(PROBLEM DETAILS):
Transcribe the material word for word, but without the images.

(MATERIAL SUPPLIED):
(begin)

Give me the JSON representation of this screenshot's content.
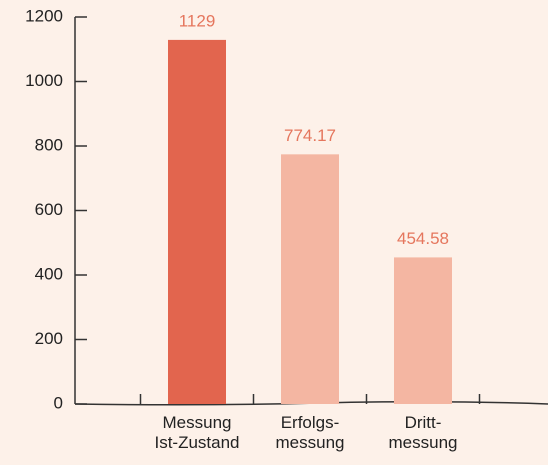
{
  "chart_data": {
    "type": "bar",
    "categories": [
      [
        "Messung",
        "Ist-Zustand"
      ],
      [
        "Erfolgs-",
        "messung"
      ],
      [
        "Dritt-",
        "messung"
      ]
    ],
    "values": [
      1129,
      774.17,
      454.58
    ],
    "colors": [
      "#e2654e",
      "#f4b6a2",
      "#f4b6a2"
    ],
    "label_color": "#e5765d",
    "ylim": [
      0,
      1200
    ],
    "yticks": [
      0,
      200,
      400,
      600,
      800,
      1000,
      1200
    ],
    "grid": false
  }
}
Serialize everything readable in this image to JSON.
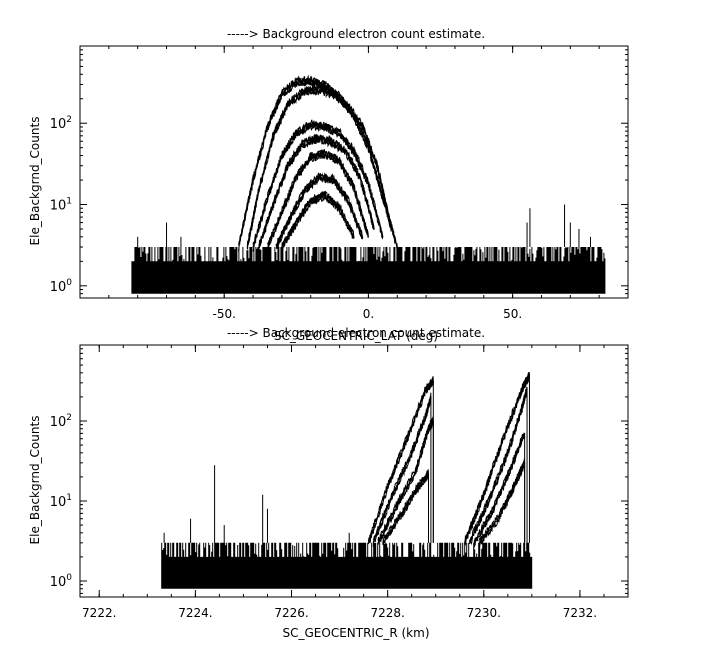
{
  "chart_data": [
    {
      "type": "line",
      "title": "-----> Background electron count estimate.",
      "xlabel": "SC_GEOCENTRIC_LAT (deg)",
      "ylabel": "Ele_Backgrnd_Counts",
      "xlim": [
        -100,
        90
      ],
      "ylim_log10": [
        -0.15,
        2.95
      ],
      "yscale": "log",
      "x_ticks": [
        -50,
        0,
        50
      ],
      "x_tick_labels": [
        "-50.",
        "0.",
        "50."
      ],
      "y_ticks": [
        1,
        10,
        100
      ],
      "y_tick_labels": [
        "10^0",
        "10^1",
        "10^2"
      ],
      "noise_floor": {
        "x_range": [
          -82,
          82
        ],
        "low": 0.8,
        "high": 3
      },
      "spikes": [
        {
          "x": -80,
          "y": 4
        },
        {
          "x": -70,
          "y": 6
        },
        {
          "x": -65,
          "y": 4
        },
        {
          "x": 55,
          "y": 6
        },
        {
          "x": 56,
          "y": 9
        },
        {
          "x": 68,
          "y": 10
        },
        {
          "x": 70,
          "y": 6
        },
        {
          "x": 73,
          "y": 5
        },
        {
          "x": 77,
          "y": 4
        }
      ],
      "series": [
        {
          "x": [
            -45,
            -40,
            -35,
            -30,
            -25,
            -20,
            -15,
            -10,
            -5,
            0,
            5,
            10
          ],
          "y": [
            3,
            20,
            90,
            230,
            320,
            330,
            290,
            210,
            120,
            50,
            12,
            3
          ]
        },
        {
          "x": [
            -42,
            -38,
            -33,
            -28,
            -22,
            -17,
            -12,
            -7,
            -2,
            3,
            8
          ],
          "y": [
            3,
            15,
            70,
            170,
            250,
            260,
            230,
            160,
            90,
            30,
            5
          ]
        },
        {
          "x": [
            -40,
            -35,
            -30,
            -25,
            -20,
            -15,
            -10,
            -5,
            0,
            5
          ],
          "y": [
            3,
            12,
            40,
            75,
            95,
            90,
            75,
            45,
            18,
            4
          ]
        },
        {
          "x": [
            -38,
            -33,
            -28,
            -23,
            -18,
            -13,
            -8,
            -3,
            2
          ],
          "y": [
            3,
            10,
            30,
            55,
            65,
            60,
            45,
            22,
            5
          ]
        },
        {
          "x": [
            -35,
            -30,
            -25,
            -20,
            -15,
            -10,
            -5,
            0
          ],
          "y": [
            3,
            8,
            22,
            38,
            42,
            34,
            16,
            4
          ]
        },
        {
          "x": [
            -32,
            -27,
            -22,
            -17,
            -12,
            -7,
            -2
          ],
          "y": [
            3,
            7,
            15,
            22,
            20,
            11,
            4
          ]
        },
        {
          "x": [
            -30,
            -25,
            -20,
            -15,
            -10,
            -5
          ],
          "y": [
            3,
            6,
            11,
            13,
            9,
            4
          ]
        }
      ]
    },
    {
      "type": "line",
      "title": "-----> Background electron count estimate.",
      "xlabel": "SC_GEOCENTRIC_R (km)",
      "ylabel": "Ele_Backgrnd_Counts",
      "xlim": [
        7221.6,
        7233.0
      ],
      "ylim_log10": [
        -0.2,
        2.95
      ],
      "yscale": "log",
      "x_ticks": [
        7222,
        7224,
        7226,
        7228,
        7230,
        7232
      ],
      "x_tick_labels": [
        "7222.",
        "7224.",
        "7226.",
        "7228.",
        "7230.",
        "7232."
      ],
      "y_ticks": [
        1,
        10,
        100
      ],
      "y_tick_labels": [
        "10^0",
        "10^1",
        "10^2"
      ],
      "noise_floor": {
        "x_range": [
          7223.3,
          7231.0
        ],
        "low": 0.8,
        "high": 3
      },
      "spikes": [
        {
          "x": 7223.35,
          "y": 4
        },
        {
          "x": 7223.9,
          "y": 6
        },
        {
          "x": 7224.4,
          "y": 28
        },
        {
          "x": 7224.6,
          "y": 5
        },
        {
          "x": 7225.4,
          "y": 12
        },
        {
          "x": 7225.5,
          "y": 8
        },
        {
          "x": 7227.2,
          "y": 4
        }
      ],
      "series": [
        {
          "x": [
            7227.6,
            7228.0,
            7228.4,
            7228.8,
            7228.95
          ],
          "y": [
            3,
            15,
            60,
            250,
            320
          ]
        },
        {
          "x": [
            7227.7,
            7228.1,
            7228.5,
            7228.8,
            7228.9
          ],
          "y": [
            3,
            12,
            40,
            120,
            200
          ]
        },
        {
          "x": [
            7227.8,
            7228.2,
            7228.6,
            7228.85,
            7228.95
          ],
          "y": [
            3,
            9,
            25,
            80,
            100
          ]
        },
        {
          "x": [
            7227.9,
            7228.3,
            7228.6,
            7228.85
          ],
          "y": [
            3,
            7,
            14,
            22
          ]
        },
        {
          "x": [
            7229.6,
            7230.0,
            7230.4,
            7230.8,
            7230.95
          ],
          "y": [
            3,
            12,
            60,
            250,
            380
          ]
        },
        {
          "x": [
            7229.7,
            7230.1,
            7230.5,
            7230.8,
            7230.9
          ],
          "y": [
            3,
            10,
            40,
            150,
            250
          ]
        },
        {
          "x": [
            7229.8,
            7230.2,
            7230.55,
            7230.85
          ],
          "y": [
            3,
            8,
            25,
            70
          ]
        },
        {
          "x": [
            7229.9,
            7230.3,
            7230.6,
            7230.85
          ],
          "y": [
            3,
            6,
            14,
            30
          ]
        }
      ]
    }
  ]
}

(end)

(OUTPUT):
Give me the JSON representation of this screenshot's content.
{
  "chart_data": {
    "type": "bar",
    "categories": [
      [
        "Messung",
        "Ist-Zustand"
      ],
      [
        "Erfolgs-",
        "messung"
      ],
      [
        "Dritt-",
        "messung"
      ]
    ],
    "values": [
      1129,
      774.17,
      454.58
    ],
    "colors": [
      "#e2654e",
      "#f4b6a2",
      "#f4b6a2"
    ],
    "label_color": "#e5765d",
    "ylim": [
      0,
      1200
    ],
    "yticks": [
      0,
      200,
      400,
      600,
      800,
      1000,
      1200
    ],
    "grid": false
  }
}
Serialize everything readable in this image to JSON.
{
  "chart_data": [
    {
      "type": "line",
      "title": "-----> Background electron count estimate.",
      "xlabel": "SC_GEOCENTRIC_LAT (deg)",
      "ylabel": "Ele_Backgrnd_Counts",
      "xlim": [
        -100,
        90
      ],
      "ylim_log10": [
        -0.15,
        2.95
      ],
      "yscale": "log",
      "x_ticks": [
        -50,
        0,
        50
      ],
      "x_tick_labels": [
        "-50.",
        "0.",
        "50."
      ],
      "y_ticks": [
        1,
        10,
        100
      ],
      "y_tick_labels": [
        "10^0",
        "10^1",
        "10^2"
      ],
      "noise_floor": {
        "x_range": [
          -82,
          82
        ],
        "low": 0.8,
        "high": 3
      },
      "spikes": [
        {
          "x": -80,
          "y": 4
        },
        {
          "x": -70,
          "y": 6
        },
        {
          "x": -65,
          "y": 4
        },
        {
          "x": 55,
          "y": 6
        },
        {
          "x": 56,
          "y": 9
        },
        {
          "x": 68,
          "y": 10
        },
        {
          "x": 70,
          "y": 6
        },
        {
          "x": 73,
          "y": 5
        },
        {
          "x": 77,
          "y": 4
        }
      ],
      "series": [
        {
          "x": [
            -45,
            -40,
            -35,
            -30,
            -25,
            -20,
            -15,
            -10,
            -5,
            0,
            5,
            10
          ],
          "y": [
            3,
            20,
            90,
            230,
            320,
            330,
            290,
            210,
            120,
            50,
            12,
            3
          ]
        },
        {
          "x": [
            -42,
            -38,
            -33,
            -28,
            -22,
            -17,
            -12,
            -7,
            -2,
            3,
            8
          ],
          "y": [
            3,
            15,
            70,
            170,
            250,
            260,
            230,
            160,
            90,
            30,
            5
          ]
        },
        {
          "x": [
            -40,
            -35,
            -30,
            -25,
            -20,
            -15,
            -10,
            -5,
            0,
            5
          ],
          "y": [
            3,
            12,
            40,
            75,
            95,
            90,
            75,
            45,
            18,
            4
          ]
        },
        {
          "x": [
            -38,
            -33,
            -28,
            -23,
            -18,
            -13,
            -8,
            -3,
            2
          ],
          "y": [
            3,
            10,
            30,
            55,
            65,
            60,
            45,
            22,
            5
          ]
        },
        {
          "x": [
            -35,
            -30,
            -25,
            -20,
            -15,
            -10,
            -5,
            0
          ],
          "y": [
            3,
            8,
            22,
            38,
            42,
            34,
            16,
            4
          ]
        },
        {
          "x": [
            -32,
            -27,
            -22,
            -17,
            -12,
            -7,
            -2
          ],
          "y": [
            3,
            7,
            15,
            22,
            20,
            11,
            4
          ]
        },
        {
          "x": [
            -30,
            -25,
            -20,
            -15,
            -10,
            -5
          ],
          "y": [
            3,
            6,
            11,
            13,
            9,
            4
          ]
        }
      ]
    },
    {
      "type": "line",
      "title": "-----> Background electron count estimate.",
      "xlabel": "SC_GEOCENTRIC_R (km)",
      "ylabel": "Ele_Backgrnd_Counts",
      "xlim": [
        7221.6,
        7233.0
      ],
      "ylim_log10": [
        -0.2,
        2.95
      ],
      "yscale": "log",
      "x_ticks": [
        7222,
        7224,
        7226,
        7228,
        7230,
        7232
      ],
      "x_tick_labels": [
        "7222.",
        "7224.",
        "7226.",
        "7228.",
        "7230.",
        "7232."
      ],
      "y_ticks": [
        1,
        10,
        100
      ],
      "y_tick_labels": [
        "10^0",
        "10^1",
        "10^2"
      ],
      "noise_floor": {
        "x_range": [
          7223.3,
          7231.0
        ],
        "low": 0.8,
        "high": 3
      },
      "spikes": [
        {
          "x": 7223.35,
          "y": 4
        },
        {
          "x": 7223.9,
          "y": 6
        },
        {
          "x": 7224.4,
          "y": 28
        },
        {
          "x": 7224.6,
          "y": 5
        },
        {
          "x": 7225.4,
          "y": 12
        },
        {
          "x": 7225.5,
          "y": 8
        },
        {
          "x": 7227.2,
          "y": 4
        }
      ],
      "series": [
        {
          "x": [
            7227.6,
            7228.0,
            7228.4,
            7228.8,
            7228.95
          ],
          "y": [
            3,
            15,
            60,
            250,
            320
          ]
        },
        {
          "x": [
            7227.7,
            7228.1,
            7228.5,
            7228.8,
            7228.9
          ],
          "y": [
            3,
            12,
            40,
            120,
            200
          ]
        },
        {
          "x": [
            7227.8,
            7228.2,
            7228.6,
            7228.85,
            7228.95
          ],
          "y": [
            3,
            9,
            25,
            80,
            100
          ]
        },
        {
          "x": [
            7227.9,
            7228.3,
            7228.6,
            7228.85
          ],
          "y": [
            3,
            7,
            14,
            22
          ]
        },
        {
          "x": [
            7229.6,
            7230.0,
            7230.4,
            7230.8,
            7230.95
          ],
          "y": [
            3,
            12,
            60,
            250,
            380
          ]
        },
        {
          "x": [
            7229.7,
            7230.1,
            7230.5,
            7230.8,
            7230.9
          ],
          "y": [
            3,
            10,
            40,
            150,
            250
          ]
        },
        {
          "x": [
            7229.8,
            7230.2,
            7230.55,
            7230.85
          ],
          "y": [
            3,
            8,
            25,
            70
          ]
        },
        {
          "x": [
            7229.9,
            7230.3,
            7230.6,
            7230.85
          ],
          "y": [
            3,
            6,
            14,
            30
          ]
        }
      ]
    }
  ]
}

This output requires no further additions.